### GOAL
Scan the following material for the string "name" and copy each line in which it appears.

--- START MATERIAL FOR THIS EXERCISE ---

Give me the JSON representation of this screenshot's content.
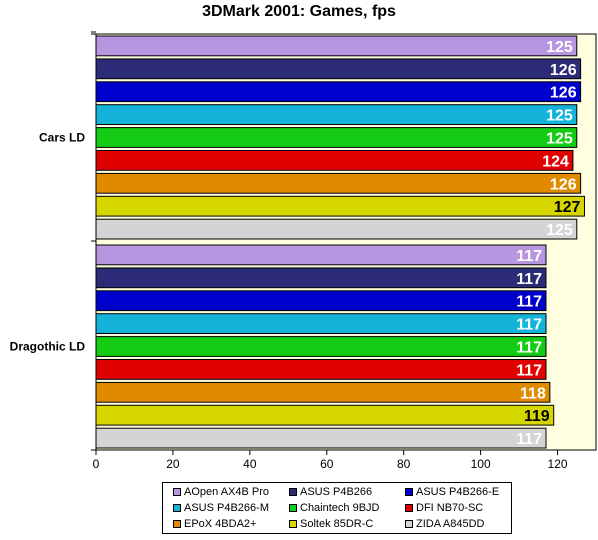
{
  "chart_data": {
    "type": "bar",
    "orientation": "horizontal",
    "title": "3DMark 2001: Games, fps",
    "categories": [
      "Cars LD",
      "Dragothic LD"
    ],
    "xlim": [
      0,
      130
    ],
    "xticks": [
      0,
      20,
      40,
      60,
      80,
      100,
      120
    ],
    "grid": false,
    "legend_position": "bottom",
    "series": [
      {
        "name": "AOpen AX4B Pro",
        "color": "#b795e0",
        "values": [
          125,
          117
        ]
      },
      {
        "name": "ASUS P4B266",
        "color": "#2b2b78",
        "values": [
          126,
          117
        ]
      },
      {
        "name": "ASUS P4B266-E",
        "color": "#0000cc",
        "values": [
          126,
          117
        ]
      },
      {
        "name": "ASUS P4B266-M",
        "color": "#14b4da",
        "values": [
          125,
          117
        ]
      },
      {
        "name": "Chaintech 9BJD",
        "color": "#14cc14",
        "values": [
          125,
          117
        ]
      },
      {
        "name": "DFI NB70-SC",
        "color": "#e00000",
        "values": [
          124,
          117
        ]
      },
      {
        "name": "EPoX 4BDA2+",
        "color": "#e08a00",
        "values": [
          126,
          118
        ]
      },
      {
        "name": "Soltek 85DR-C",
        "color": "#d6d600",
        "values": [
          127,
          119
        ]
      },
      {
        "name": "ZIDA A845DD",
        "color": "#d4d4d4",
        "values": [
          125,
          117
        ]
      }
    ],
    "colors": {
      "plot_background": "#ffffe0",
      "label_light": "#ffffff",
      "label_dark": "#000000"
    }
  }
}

--- END MATERIAL FOR THIS EXERCISE ---
--- START MATERIAL FOR THIS EXERCISE ---

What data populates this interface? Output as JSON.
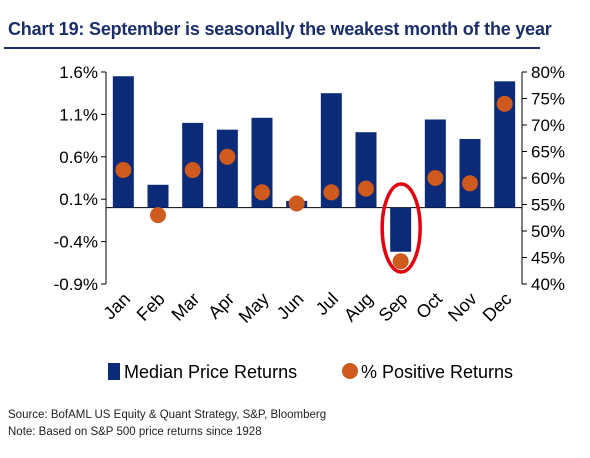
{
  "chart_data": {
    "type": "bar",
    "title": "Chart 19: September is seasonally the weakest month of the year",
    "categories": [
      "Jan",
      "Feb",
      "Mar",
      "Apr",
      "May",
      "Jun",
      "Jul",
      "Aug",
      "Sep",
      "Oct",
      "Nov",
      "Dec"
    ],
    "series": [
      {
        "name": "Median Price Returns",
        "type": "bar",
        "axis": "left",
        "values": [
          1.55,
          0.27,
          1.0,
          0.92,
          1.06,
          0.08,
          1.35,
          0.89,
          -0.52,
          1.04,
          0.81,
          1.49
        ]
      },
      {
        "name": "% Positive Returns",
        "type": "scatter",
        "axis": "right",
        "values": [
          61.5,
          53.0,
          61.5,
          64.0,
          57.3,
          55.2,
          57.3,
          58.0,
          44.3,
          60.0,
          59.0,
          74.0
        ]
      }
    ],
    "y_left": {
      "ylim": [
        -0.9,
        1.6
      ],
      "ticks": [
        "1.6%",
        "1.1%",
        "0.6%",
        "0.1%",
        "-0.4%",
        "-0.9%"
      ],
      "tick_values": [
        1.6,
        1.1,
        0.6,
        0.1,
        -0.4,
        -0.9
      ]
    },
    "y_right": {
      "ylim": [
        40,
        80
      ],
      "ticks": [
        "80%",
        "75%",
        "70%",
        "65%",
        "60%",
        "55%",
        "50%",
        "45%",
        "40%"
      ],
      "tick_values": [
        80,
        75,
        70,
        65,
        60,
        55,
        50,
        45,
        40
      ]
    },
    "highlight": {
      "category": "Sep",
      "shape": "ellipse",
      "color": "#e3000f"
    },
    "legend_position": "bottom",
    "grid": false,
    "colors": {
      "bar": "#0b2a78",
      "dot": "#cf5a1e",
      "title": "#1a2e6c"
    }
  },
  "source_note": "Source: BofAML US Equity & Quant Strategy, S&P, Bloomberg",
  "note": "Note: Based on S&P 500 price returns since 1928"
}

--- END MATERIAL FOR THIS EXERCISE ---

### SOLUTION TO THIS PROBLEM
        "name": "AOpen AX4B Pro",
        "name": "ASUS P4B266",
        "name": "ASUS P4B266-E",
        "name": "ASUS P4B266-M",
        "name": "Chaintech 9BJD",
        "name": "DFI NB70-SC",
        "name": "EPoX 4BDA2+",
        "name": "Soltek 85DR-C",
        "name": "ZIDA A845DD",
        "name": "Median Price Returns",
        "name": "% Positive Returns",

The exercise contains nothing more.